### Directions
Every line below should be repeated exactly.

### Data records
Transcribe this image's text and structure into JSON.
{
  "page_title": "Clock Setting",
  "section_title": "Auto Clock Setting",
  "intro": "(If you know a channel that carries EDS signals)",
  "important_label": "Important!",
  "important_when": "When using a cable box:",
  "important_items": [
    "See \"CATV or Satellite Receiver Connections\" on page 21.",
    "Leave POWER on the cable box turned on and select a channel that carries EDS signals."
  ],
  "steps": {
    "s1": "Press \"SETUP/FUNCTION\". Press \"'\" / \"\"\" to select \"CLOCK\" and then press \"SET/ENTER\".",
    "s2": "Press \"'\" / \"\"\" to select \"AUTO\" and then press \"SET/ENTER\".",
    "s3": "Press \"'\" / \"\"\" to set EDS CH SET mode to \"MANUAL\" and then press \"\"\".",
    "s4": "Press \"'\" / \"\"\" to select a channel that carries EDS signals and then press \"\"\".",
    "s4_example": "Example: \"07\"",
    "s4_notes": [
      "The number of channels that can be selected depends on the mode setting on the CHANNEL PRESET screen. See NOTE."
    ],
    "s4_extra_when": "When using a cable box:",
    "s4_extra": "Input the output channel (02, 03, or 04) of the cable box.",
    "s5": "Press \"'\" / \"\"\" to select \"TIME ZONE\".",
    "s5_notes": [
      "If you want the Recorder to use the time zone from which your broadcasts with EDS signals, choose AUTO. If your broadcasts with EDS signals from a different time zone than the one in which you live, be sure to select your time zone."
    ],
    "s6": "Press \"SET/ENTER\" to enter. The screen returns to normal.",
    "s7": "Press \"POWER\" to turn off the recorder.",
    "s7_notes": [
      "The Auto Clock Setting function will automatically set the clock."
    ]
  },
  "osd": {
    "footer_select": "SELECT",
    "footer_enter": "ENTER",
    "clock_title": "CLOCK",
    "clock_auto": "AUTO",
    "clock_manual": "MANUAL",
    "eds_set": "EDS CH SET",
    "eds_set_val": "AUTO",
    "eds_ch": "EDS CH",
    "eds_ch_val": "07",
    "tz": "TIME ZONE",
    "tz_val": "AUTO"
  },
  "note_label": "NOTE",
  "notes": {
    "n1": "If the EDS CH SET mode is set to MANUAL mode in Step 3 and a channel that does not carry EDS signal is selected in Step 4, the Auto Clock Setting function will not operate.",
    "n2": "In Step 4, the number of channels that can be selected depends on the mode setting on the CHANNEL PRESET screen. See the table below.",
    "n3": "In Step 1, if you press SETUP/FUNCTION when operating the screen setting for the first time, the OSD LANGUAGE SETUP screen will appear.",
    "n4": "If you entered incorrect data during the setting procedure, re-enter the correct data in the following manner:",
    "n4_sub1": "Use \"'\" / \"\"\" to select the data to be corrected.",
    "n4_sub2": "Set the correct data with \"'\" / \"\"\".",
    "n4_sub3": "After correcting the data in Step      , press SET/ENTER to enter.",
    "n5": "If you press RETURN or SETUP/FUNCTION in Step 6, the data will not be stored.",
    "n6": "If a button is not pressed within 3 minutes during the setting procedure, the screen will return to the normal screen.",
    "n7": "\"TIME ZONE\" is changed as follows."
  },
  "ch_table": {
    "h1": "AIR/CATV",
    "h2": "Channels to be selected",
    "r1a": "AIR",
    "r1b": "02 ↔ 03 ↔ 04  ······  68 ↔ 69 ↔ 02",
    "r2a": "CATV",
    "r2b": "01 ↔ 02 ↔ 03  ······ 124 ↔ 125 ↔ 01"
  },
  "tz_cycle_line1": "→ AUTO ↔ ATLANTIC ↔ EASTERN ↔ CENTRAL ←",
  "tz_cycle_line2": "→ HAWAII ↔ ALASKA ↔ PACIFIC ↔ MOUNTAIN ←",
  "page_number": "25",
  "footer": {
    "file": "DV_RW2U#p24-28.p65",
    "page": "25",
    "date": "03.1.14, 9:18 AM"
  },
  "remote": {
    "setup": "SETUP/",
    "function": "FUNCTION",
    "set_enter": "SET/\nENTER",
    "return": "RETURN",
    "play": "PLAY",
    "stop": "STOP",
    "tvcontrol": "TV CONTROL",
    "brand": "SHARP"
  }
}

### Task response
Transcribe this image's text and structure into JSON.
{
  "page_title": "Clock Setting",
  "section_title": "Auto Clock Setting",
  "intro": "(If you know a channel that carries EDS signals)",
  "important_label": "Important!",
  "important_when": "When using a cable box:",
  "important_items": [
    "See \"CATV or Satellite Receiver Connections\" on page 21.",
    "Leave POWER on the cable box turned on and select a channel that carries EDS signals."
  ],
  "steps": {
    "s1": "Press \"SETUP/FUNCTION\". Press \"'\" / \"\"\" to select \"CLOCK\" and then press \"SET/ENTER\".",
    "s2": "Press \"'\" / \"\"\" to select \"AUTO\" and then press \"SET/ENTER\".",
    "s3": "Press \"'\" / \"\"\" to set EDS CH SET mode to \"MANUAL\" and then press \"\"\".",
    "s4": "Press \"'\" / \"\"\" to select a channel that carries EDS signals and then press \"\"\".",
    "s4_example": "Example: \"07\"",
    "s4_notes": [
      "The number of channels that can be selected depends on the mode setting on the CHANNEL PRESET screen. See NOTE."
    ],
    "s4_extra_when": "When using a cable box:",
    "s4_extra": "Input the output channel (02, 03, or 04) of the cable box.",
    "s5": "Press \"'\" / \"\"\" to select \"TIME ZONE\".",
    "s5_notes": [
      "If you want the Recorder to use the time zone from which your broadcasts with EDS signals, choose AUTO. If your broadcasts with EDS signals from a different time zone than the one in which you live, be sure to select your time zone."
    ],
    "s6": "Press \"SET/ENTER\" to enter. The screen returns to normal.",
    "s7": "Press \"POWER\" to turn off the recorder.",
    "s7_notes": [
      "The Auto Clock Setting function will automatically set the clock."
    ]
  },
  "osd": {
    "footer_select": "SELECT",
    "footer_enter": "ENTER",
    "clock_title": "CLOCK",
    "clock_auto": "AUTO",
    "clock_manual": "MANUAL",
    "eds_set": "EDS CH SET",
    "eds_set_val": "AUTO",
    "eds_ch": "EDS CH",
    "eds_ch_val": "07",
    "tz": "TIME ZONE",
    "tz_val": "AUTO"
  },
  "note_label": "NOTE",
  "notes": {
    "n1": "If the EDS CH SET mode is set to MANUAL mode in Step 3 and a channel that does not carry EDS signal is selected in Step 4, the Auto Clock Setting function will not operate.",
    "n2": "In Step 4, the number of channels that can be selected depends on the mode setting on the CHANNEL PRESET screen. See the table below.",
    "n3": "In Step 1, if you press SETUP/FUNCTION when operating the screen setting for the first time, the OSD LANGUAGE SETUP screen will appear.",
    "n4": "If you entered incorrect data during the setting procedure, re-enter the correct data in the following manner:",
    "n4_sub1": "Use \"'\" / \"\"\" to select the data to be corrected.",
    "n4_sub2": "Set the correct data with \"'\" / \"\"\".",
    "n4_sub3": "After correcting the data in Step      , press SET/ENTER to enter.",
    "n5": "If you press RETURN or SETUP/FUNCTION in Step 6, the data will not be stored.",
    "n6": "If a button is not pressed within 3 minutes during the setting procedure, the screen will return to the normal screen.",
    "n7": "\"TIME ZONE\" is changed as follows."
  },
  "ch_table": {
    "h1": "AIR/CATV",
    "h2": "Channels to be selected",
    "r1a": "AIR",
    "r1b": "02 ↔ 03 ↔ 04  ······  68 ↔ 69 ↔ 02",
    "r2a": "CATV",
    "r2b": "01 ↔ 02 ↔ 03  ······ 124 ↔ 125 ↔ 01"
  },
  "tz_cycle_line1": "→ AUTO ↔ ATLANTIC ↔ EASTERN ↔ CENTRAL ←",
  "tz_cycle_line2": "→ HAWAII ↔ ALASKA ↔ PACIFIC ↔ MOUNTAIN ←",
  "page_number": "25",
  "footer": {
    "file": "DV_RW2U#p24-28.p65",
    "page": "25",
    "date": "03.1.14, 9:18 AM"
  },
  "remote": {
    "setup": "SETUP/",
    "function": "FUNCTION",
    "set_enter": "SET/\nENTER",
    "return": "RETURN",
    "play": "PLAY",
    "stop": "STOP",
    "tvcontrol": "TV CONTROL",
    "brand": "SHARP"
  }
}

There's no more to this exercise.